§ EXERCISE DESCRIPTION
Write down each entry again, exactly as it reads.

§ GIVEN ENTRIES
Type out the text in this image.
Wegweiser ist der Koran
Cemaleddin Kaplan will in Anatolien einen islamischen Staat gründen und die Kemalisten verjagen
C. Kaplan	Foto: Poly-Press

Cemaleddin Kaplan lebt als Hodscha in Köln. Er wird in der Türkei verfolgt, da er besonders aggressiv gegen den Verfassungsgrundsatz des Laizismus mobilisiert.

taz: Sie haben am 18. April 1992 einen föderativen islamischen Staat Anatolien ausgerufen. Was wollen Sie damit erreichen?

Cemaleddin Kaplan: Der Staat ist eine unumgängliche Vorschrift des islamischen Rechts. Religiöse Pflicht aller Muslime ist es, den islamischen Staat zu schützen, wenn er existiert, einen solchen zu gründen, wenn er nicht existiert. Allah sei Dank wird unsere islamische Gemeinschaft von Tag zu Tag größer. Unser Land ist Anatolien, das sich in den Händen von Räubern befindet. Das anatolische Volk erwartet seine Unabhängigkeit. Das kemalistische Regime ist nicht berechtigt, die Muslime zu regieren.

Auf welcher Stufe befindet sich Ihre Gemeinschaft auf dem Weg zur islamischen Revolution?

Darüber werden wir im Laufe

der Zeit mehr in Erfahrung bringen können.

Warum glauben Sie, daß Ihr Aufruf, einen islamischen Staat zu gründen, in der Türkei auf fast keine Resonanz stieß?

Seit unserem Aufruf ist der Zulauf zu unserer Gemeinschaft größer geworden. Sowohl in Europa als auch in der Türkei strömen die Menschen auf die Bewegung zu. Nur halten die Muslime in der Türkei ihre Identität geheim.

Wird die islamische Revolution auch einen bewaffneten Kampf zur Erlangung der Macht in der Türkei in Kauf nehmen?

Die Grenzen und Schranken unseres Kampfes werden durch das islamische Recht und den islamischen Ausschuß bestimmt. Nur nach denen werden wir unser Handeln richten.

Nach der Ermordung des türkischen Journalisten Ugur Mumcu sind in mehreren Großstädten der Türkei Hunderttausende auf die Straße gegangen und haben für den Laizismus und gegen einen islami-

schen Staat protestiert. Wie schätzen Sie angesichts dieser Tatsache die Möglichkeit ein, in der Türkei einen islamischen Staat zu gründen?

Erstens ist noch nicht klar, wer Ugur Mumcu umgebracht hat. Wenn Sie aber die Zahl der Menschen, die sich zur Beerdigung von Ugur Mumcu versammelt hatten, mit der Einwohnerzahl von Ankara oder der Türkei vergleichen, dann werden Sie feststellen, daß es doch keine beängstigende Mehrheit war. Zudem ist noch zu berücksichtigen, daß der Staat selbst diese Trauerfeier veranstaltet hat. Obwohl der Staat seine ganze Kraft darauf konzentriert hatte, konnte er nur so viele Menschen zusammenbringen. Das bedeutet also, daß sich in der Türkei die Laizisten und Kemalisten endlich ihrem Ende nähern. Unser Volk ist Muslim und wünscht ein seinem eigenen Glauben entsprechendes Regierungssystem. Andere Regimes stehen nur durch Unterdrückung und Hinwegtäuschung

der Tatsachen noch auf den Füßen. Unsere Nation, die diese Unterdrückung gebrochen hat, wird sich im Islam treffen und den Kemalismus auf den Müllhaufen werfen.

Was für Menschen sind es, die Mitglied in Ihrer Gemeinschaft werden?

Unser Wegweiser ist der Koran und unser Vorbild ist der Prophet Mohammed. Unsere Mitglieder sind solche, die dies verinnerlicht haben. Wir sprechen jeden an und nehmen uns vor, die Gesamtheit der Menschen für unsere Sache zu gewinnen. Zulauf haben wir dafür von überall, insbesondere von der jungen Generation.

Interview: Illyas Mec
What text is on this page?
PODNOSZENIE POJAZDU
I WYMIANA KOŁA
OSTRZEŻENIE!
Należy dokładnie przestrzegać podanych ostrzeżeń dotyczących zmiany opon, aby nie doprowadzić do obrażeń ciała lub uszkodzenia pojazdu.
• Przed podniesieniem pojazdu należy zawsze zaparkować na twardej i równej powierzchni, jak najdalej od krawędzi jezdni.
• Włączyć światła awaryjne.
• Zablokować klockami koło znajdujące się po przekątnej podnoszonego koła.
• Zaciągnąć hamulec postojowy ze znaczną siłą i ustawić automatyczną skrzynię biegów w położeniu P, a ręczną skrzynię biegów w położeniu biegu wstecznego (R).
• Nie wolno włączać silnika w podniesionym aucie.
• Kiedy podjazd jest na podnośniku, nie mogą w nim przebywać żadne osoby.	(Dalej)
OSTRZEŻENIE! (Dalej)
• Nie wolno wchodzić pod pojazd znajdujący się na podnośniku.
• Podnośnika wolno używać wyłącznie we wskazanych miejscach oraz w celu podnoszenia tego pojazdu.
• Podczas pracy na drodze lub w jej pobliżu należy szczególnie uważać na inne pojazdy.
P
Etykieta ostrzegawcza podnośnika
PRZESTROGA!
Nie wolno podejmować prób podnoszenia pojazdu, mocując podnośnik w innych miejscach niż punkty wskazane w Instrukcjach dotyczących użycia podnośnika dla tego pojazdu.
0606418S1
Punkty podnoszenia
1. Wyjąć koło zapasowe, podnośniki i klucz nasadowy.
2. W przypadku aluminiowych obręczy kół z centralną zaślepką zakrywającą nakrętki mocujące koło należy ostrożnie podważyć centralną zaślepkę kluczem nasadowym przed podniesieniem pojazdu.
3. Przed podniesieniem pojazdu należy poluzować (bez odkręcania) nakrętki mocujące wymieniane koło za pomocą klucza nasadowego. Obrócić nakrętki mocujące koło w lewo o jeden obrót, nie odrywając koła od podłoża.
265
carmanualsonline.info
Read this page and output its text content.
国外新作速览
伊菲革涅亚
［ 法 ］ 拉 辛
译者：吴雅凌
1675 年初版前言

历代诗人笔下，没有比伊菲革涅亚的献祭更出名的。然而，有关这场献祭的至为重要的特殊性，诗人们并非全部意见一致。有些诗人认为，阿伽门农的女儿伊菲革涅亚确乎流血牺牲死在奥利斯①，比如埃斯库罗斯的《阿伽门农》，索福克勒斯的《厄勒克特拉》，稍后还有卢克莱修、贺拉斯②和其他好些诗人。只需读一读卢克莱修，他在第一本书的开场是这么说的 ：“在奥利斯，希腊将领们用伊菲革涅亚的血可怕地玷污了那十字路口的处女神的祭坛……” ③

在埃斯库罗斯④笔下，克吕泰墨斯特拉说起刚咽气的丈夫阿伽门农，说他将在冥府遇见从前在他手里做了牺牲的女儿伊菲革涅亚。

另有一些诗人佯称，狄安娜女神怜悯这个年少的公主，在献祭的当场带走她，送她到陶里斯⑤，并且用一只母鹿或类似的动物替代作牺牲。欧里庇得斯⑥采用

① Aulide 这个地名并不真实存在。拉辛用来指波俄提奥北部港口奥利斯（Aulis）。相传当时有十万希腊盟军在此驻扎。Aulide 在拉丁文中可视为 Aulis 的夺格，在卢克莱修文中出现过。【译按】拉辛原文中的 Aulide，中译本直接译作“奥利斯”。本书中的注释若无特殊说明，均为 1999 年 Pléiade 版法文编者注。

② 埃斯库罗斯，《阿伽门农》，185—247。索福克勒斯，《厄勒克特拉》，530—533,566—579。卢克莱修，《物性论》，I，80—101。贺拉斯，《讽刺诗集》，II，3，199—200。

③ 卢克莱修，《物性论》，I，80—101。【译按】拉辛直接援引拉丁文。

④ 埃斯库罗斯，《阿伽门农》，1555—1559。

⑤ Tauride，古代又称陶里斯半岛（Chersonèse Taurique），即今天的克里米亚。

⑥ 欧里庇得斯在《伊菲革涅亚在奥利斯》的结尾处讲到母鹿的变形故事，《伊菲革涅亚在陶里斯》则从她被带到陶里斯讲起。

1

§ WORKED ANSWER
Type out the text in this image.
Wegweiser ist der Koran
Cemaleddin Kaplan will in Anatolien einen islamischen Staat gründen und die Kemalisten verjagen
C. Kaplan	Foto: Poly-Press

Cemaleddin Kaplan lebt als Hodscha in Köln. Er wird in der Türkei verfolgt, da er besonders aggressiv gegen den Verfassungsgrundsatz des Laizismus mobilisiert.

taz: Sie haben am 18. April 1992 einen föderativen islamischen Staat Anatolien ausgerufen. Was wollen Sie damit erreichen?

Cemaleddin Kaplan: Der Staat ist eine unumgängliche Vorschrift des islamischen Rechts. Religiöse Pflicht aller Muslime ist es, den islamischen Staat zu schützen, wenn er existiert, einen solchen zu gründen, wenn er nicht existiert. Allah sei Dank wird unsere islamische Gemeinschaft von Tag zu Tag größer. Unser Land ist Anatolien, das sich in den Händen von Räubern befindet. Das anatolische Volk erwartet seine Unabhängigkeit. Das kemalistische Regime ist nicht berechtigt, die Muslime zu regieren.

Auf welcher Stufe befindet sich Ihre Gemeinschaft auf dem Weg zur islamischen Revolution?

Darüber werden wir im Laufe

der Zeit mehr in Erfahrung bringen können.

Warum glauben Sie, daß Ihr Aufruf, einen islamischen Staat zu gründen, in der Türkei auf fast keine Resonanz stieß?

Seit unserem Aufruf ist der Zulauf zu unserer Gemeinschaft größer geworden. Sowohl in Europa als auch in der Türkei strömen die Menschen auf die Bewegung zu. Nur halten die Muslime in der Türkei ihre Identität geheim.

Wird die islamische Revolution auch einen bewaffneten Kampf zur Erlangung der Macht in der Türkei in Kauf nehmen?

Die Grenzen und Schranken unseres Kampfes werden durch das islamische Recht und den islamischen Ausschuß bestimmt. Nur nach denen werden wir unser Handeln richten.

Nach der Ermordung des türkischen Journalisten Ugur Mumcu sind in mehreren Großstädten der Türkei Hunderttausende auf die Straße gegangen und haben für den Laizismus und gegen einen islami-

schen Staat protestiert. Wie schätzen Sie angesichts dieser Tatsache die Möglichkeit ein, in der Türkei einen islamischen Staat zu gründen?

Erstens ist noch nicht klar, wer Ugur Mumcu umgebracht hat. Wenn Sie aber die Zahl der Menschen, die sich zur Beerdigung von Ugur Mumcu versammelt hatten, mit der Einwohnerzahl von Ankara oder der Türkei vergleichen, dann werden Sie feststellen, daß es doch keine beängstigende Mehrheit war. Zudem ist noch zu berücksichtigen, daß der Staat selbst diese Trauerfeier veranstaltet hat. Obwohl der Staat seine ganze Kraft darauf konzentriert hatte, konnte er nur so viele Menschen zusammenbringen. Das bedeutet also, daß sich in der Türkei die Laizisten und Kemalisten endlich ihrem Ende nähern. Unser Volk ist Muslim und wünscht ein seinem eigenen Glauben entsprechendes Regierungssystem. Andere Regimes stehen nur durch Unterdrückung und Hinwegtäuschung

der Tatsachen noch auf den Füßen. Unsere Nation, die diese Unterdrückung gebrochen hat, wird sich im Islam treffen und den Kemalismus auf den Müllhaufen werfen.

Was für Menschen sind es, die Mitglied in Ihrer Gemeinschaft werden?

Unser Wegweiser ist der Koran und unser Vorbild ist der Prophet Mohammed. Unsere Mitglieder sind solche, die dies verinnerlicht haben. Wir sprechen jeden an und nehmen uns vor, die Gesamtheit der Menschen für unsere Sache zu gewinnen. Zulauf haben wir dafür von überall, insbesondere von der jungen Generation.

Interview: Illyas Mec
What text is on this page?
PODNOSZENIE POJAZDU
I WYMIANA KOŁA
OSTRZEŻENIE!
Należy dokładnie przestrzegać podanych ostrzeżeń dotyczących zmiany opon, aby nie doprowadzić do obrażeń ciała lub uszkodzenia pojazdu.
• Przed podniesieniem pojazdu należy zawsze zaparkować na twardej i równej powierzchni, jak najdalej od krawędzi jezdni.
• Włączyć światła awaryjne.
• Zablokować klockami koło znajdujące się po przekątnej podnoszonego koła.
• Zaciągnąć hamulec postojowy ze znaczną siłą i ustawić automatyczną skrzynię biegów w położeniu P, a ręczną skrzynię biegów w położeniu biegu wstecznego (R).
• Nie wolno włączać silnika w podniesionym aucie.
• Kiedy podjazd jest na podnośniku, nie mogą w nim przebywać żadne osoby.	(Dalej)
OSTRZEŻENIE! (Dalej)
• Nie wolno wchodzić pod pojazd znajdujący się na podnośniku.
• Podnośnika wolno używać wyłącznie we wskazanych miejscach oraz w celu podnoszenia tego pojazdu.
• Podczas pracy na drodze lub w jej pobliżu należy szczególnie uważać na inne pojazdy.
P
Etykieta ostrzegawcza podnośnika
PRZESTROGA!
Nie wolno podejmować prób podnoszenia pojazdu, mocując podnośnik w innych miejscach niż punkty wskazane w Instrukcjach dotyczących użycia podnośnika dla tego pojazdu.
0606418S1
Punkty podnoszenia
1. Wyjąć koło zapasowe, podnośniki i klucz nasadowy.
2. W przypadku aluminiowych obręczy kół z centralną zaślepką zakrywającą nakrętki mocujące koło należy ostrożnie podważyć centralną zaślepkę kluczem nasadowym przed podniesieniem pojazdu.
3. Przed podniesieniem pojazdu należy poluzować (bez odkręcania) nakrętki mocujące wymieniane koło za pomocą klucza nasadowego. Obrócić nakrętki mocujące koło w lewo o jeden obrót, nie odrywając koła od podłoża.
265
carmanualsonline.info
Read this page and output its text content.
国外新作速览
伊菲革涅亚
［ 法 ］ 拉 辛
译者：吴雅凌
1675 年初版前言

历代诗人笔下，没有比伊菲革涅亚的献祭更出名的。然而，有关这场献祭的至为重要的特殊性，诗人们并非全部意见一致。有些诗人认为，阿伽门农的女儿伊菲革涅亚确乎流血牺牲死在奥利斯①，比如埃斯库罗斯的《阿伽门农》，索福克勒斯的《厄勒克特拉》，稍后还有卢克莱修、贺拉斯②和其他好些诗人。只需读一读卢克莱修，他在第一本书的开场是这么说的 ：“在奥利斯，希腊将领们用伊菲革涅亚的血可怕地玷污了那十字路口的处女神的祭坛……” ③

在埃斯库罗斯④笔下，克吕泰墨斯特拉说起刚咽气的丈夫阿伽门农，说他将在冥府遇见从前在他手里做了牺牲的女儿伊菲革涅亚。

另有一些诗人佯称，狄安娜女神怜悯这个年少的公主，在献祭的当场带走她，送她到陶里斯⑤，并且用一只母鹿或类似的动物替代作牺牲。欧里庇得斯⑥采用

① Aulide 这个地名并不真实存在。拉辛用来指波俄提奥北部港口奥利斯（Aulis）。相传当时有十万希腊盟军在此驻扎。Aulide 在拉丁文中可视为 Aulis 的夺格，在卢克莱修文中出现过。【译按】拉辛原文中的 Aulide，中译本直接译作“奥利斯”。本书中的注释若无特殊说明，均为 1999 年 Pléiade 版法文编者注。

② 埃斯库罗斯，《阿伽门农》，185—247。索福克勒斯，《厄勒克特拉》，530—533,566—579。卢克莱修，《物性论》，I，80—101。贺拉斯，《讽刺诗集》，II，3，199—200。

③ 卢克莱修，《物性论》，I，80—101。【译按】拉辛直接援引拉丁文。

④ 埃斯库罗斯，《阿伽门农》，1555—1559。

⑤ Tauride，古代又称陶里斯半岛（Chersonèse Taurique），即今天的克里米亚。

⑥ 欧里庇得斯在《伊菲革涅亚在奥利斯》的结尾处讲到母鹿的变形故事，《伊菲革涅亚在陶里斯》则从她被带到陶里斯讲起。

1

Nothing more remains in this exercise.